[START OF Listed records]

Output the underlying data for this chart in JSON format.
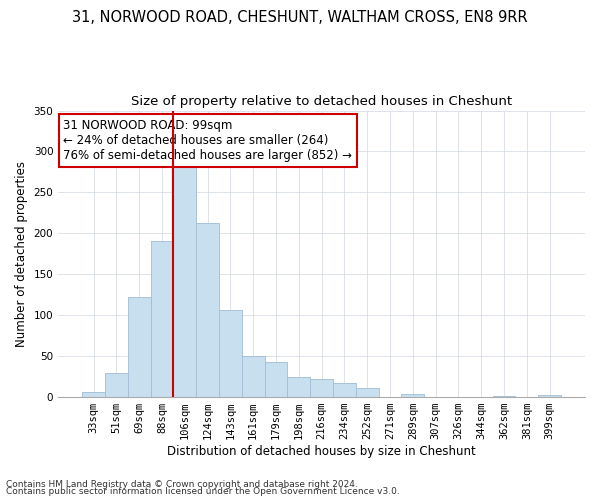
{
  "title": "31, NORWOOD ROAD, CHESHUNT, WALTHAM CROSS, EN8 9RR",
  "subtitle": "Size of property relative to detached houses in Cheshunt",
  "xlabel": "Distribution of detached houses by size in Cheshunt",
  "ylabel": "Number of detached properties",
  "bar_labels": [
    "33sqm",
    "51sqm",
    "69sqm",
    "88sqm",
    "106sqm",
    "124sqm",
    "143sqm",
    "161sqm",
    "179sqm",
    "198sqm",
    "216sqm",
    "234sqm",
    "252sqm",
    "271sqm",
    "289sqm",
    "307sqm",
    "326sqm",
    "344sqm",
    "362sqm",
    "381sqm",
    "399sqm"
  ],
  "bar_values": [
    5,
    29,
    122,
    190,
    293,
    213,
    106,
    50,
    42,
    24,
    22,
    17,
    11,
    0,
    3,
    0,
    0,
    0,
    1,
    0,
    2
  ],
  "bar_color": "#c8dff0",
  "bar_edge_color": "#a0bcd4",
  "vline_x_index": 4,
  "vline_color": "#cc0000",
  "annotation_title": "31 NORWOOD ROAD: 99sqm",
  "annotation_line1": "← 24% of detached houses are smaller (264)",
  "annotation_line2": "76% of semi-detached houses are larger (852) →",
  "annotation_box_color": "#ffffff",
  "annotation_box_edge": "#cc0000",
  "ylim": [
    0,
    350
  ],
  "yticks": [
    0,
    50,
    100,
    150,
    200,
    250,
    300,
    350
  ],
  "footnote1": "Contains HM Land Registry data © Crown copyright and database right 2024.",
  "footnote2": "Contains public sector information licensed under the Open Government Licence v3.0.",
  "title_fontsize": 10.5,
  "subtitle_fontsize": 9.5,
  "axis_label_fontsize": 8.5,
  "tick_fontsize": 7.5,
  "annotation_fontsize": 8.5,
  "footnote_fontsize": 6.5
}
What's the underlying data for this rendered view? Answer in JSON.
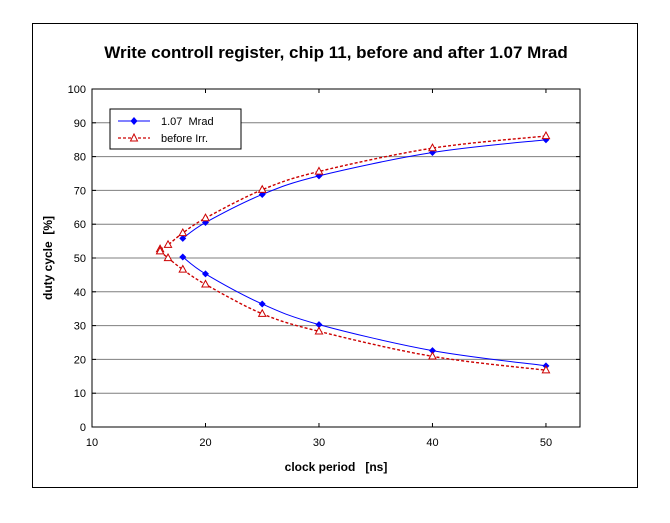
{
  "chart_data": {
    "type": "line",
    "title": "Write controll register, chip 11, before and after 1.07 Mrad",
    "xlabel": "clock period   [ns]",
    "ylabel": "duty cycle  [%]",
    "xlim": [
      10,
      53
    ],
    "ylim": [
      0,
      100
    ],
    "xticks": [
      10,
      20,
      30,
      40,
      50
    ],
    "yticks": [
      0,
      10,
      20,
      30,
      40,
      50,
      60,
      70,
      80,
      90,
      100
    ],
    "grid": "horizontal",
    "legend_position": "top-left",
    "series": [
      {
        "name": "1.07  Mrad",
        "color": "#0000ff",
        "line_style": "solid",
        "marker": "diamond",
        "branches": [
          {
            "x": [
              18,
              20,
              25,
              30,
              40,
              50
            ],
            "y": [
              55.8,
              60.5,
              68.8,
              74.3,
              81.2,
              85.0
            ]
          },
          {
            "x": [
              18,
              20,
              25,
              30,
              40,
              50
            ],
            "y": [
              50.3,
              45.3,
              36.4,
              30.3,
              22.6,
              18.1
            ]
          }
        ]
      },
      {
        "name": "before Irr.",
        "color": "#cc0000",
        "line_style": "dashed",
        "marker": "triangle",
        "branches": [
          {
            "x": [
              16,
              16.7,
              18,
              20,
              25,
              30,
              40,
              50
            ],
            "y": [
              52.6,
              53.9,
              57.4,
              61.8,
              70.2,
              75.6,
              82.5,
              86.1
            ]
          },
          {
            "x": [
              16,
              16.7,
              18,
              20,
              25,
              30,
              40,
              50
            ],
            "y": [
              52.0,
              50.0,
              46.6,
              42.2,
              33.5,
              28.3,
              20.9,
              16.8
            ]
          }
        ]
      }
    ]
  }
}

[END OF Listed records]

* Aim *
In the material above, show every line where the word "underlying" turns up.

* Final result *
Output the underlying data for this chart in JSON format.
What's the underlying data for this rendered view? Answer in JSON.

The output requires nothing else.